++++ ENTRIES SHOWN ++++

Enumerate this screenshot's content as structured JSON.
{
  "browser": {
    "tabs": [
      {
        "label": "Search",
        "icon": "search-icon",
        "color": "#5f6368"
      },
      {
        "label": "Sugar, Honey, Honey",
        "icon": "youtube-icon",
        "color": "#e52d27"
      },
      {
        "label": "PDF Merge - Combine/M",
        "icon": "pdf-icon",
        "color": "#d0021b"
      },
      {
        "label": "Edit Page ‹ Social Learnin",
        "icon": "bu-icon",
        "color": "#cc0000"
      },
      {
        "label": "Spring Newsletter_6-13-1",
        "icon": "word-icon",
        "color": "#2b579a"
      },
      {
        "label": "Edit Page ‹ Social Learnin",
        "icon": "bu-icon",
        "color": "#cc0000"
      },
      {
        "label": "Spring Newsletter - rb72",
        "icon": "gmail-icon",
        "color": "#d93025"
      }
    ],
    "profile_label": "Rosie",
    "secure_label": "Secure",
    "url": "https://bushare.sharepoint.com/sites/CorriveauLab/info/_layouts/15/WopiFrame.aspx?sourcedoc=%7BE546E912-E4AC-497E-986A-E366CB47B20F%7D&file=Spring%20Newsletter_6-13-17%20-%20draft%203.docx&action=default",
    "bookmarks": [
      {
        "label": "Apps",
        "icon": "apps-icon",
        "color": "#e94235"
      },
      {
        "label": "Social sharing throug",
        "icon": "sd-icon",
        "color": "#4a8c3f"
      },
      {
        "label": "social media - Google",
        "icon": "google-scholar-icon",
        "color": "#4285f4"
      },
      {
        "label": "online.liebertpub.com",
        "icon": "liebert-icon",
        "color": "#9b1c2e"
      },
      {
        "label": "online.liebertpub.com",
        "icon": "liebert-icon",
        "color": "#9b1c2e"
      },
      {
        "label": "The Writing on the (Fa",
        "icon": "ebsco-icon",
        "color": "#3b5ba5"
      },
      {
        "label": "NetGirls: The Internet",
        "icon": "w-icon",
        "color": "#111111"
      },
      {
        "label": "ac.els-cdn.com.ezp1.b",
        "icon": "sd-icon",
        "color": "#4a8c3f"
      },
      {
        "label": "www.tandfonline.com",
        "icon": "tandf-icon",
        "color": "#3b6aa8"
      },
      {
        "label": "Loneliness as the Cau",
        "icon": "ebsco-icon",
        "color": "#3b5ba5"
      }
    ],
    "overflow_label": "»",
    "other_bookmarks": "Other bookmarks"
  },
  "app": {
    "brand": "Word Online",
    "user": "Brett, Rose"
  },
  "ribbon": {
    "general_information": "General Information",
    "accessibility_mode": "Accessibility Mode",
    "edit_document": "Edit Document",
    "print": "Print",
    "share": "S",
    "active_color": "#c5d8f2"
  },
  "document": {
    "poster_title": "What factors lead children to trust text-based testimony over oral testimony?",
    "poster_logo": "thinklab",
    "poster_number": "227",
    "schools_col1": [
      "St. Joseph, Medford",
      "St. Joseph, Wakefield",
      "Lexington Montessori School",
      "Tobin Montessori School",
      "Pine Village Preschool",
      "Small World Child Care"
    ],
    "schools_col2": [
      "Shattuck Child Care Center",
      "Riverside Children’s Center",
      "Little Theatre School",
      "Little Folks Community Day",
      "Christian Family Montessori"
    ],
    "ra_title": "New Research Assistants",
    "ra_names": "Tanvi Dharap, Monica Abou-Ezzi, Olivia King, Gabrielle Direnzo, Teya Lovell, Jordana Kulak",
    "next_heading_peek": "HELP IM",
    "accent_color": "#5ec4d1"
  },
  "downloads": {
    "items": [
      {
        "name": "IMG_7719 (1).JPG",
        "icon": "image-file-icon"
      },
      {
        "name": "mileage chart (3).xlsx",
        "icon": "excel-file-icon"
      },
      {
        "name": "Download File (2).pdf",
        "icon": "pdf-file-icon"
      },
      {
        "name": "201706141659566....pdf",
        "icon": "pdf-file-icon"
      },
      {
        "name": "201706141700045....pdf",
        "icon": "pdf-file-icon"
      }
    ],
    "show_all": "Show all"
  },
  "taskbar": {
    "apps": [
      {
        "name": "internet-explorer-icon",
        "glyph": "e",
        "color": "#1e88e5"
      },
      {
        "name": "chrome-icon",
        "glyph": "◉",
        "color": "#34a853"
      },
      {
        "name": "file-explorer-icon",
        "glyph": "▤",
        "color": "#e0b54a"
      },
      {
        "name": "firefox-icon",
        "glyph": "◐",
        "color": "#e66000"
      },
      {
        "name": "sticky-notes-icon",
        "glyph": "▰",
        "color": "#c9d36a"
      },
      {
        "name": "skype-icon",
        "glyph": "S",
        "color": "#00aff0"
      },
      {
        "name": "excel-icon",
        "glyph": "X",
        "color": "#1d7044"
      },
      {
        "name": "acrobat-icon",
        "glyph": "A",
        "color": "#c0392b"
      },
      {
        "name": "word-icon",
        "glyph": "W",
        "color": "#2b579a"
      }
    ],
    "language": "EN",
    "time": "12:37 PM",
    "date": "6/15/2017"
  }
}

++++

**SET TASK:** The data above must be returned in full, exactly as written.

**PROBLEM SOLUTION:**
Enumerate this screenshot's content as structured JSON.
{
  "browser": {
    "tabs": [
      {
        "label": "Search",
        "icon": "search-icon",
        "color": "#5f6368"
      },
      {
        "label": "Sugar, Honey, Honey",
        "icon": "youtube-icon",
        "color": "#e52d27"
      },
      {
        "label": "PDF Merge - Combine/M",
        "icon": "pdf-icon",
        "color": "#d0021b"
      },
      {
        "label": "Edit Page ‹ Social Learnin",
        "icon": "bu-icon",
        "color": "#cc0000"
      },
      {
        "label": "Spring Newsletter_6-13-1",
        "icon": "word-icon",
        "color": "#2b579a"
      },
      {
        "label": "Edit Page ‹ Social Learnin",
        "icon": "bu-icon",
        "color": "#cc0000"
      },
      {
        "label": "Spring Newsletter - rb72",
        "icon": "gmail-icon",
        "color": "#d93025"
      }
    ],
    "profile_label": "Rosie",
    "secure_label": "Secure",
    "url": "https://bushare.sharepoint.com/sites/CorriveauLab/info/_layouts/15/WopiFrame.aspx?sourcedoc=%7BE546E912-E4AC-497E-986A-E366CB47B20F%7D&file=Spring%20Newsletter_6-13-17%20-%20draft%203.docx&action=default",
    "bookmarks": [
      {
        "label": "Apps",
        "icon": "apps-icon",
        "color": "#e94235"
      },
      {
        "label": "Social sharing throug",
        "icon": "sd-icon",
        "color": "#4a8c3f"
      },
      {
        "label": "social media - Google",
        "icon": "google-scholar-icon",
        "color": "#4285f4"
      },
      {
        "label": "online.liebertpub.com",
        "icon": "liebert-icon",
        "color": "#9b1c2e"
      },
      {
        "label": "online.liebertpub.com",
        "icon": "liebert-icon",
        "color": "#9b1c2e"
      },
      {
        "label": "The Writing on the (Fa",
        "icon": "ebsco-icon",
        "color": "#3b5ba5"
      },
      {
        "label": "NetGirls: The Internet",
        "icon": "w-icon",
        "color": "#111111"
      },
      {
        "label": "ac.els-cdn.com.ezp1.b",
        "icon": "sd-icon",
        "color": "#4a8c3f"
      },
      {
        "label": "www.tandfonline.com",
        "icon": "tandf-icon",
        "color": "#3b6aa8"
      },
      {
        "label": "Loneliness as the Cau",
        "icon": "ebsco-icon",
        "color": "#3b5ba5"
      }
    ],
    "overflow_label": "»",
    "other_bookmarks": "Other bookmarks"
  },
  "app": {
    "brand": "Word Online",
    "user": "Brett, Rose"
  },
  "ribbon": {
    "general_information": "General Information",
    "accessibility_mode": "Accessibility Mode",
    "edit_document": "Edit Document",
    "print": "Print",
    "share": "S",
    "active_color": "#c5d8f2"
  },
  "document": {
    "poster_title": "What factors lead children to trust text-based testimony over oral testimony?",
    "poster_logo": "thinklab",
    "poster_number": "227",
    "schools_col1": [
      "St. Joseph, Medford",
      "St. Joseph, Wakefield",
      "Lexington Montessori School",
      "Tobin Montessori School",
      "Pine Village Preschool",
      "Small World Child Care"
    ],
    "schools_col2": [
      "Shattuck Child Care Center",
      "Riverside Children’s Center",
      "Little Theatre School",
      "Little Folks Community Day",
      "Christian Family Montessori"
    ],
    "ra_title": "New Research Assistants",
    "ra_names": "Tanvi Dharap, Monica Abou-Ezzi, Olivia King, Gabrielle Direnzo, Teya Lovell, Jordana Kulak",
    "next_heading_peek": "HELP IM",
    "accent_color": "#5ec4d1"
  },
  "downloads": {
    "items": [
      {
        "name": "IMG_7719 (1).JPG",
        "icon": "image-file-icon"
      },
      {
        "name": "mileage chart (3).xlsx",
        "icon": "excel-file-icon"
      },
      {
        "name": "Download File (2).pdf",
        "icon": "pdf-file-icon"
      },
      {
        "name": "201706141659566....pdf",
        "icon": "pdf-file-icon"
      },
      {
        "name": "201706141700045....pdf",
        "icon": "pdf-file-icon"
      }
    ],
    "show_all": "Show all"
  },
  "taskbar": {
    "apps": [
      {
        "name": "internet-explorer-icon",
        "glyph": "e",
        "color": "#1e88e5"
      },
      {
        "name": "chrome-icon",
        "glyph": "◉",
        "color": "#34a853"
      },
      {
        "name": "file-explorer-icon",
        "glyph": "▤",
        "color": "#e0b54a"
      },
      {
        "name": "firefox-icon",
        "glyph": "◐",
        "color": "#e66000"
      },
      {
        "name": "sticky-notes-icon",
        "glyph": "▰",
        "color": "#c9d36a"
      },
      {
        "name": "skype-icon",
        "glyph": "S",
        "color": "#00aff0"
      },
      {
        "name": "excel-icon",
        "glyph": "X",
        "color": "#1d7044"
      },
      {
        "name": "acrobat-icon",
        "glyph": "A",
        "color": "#c0392b"
      },
      {
        "name": "word-icon",
        "glyph": "W",
        "color": "#2b579a"
      }
    ],
    "language": "EN",
    "time": "12:37 PM",
    "date": "6/15/2017"
  }
}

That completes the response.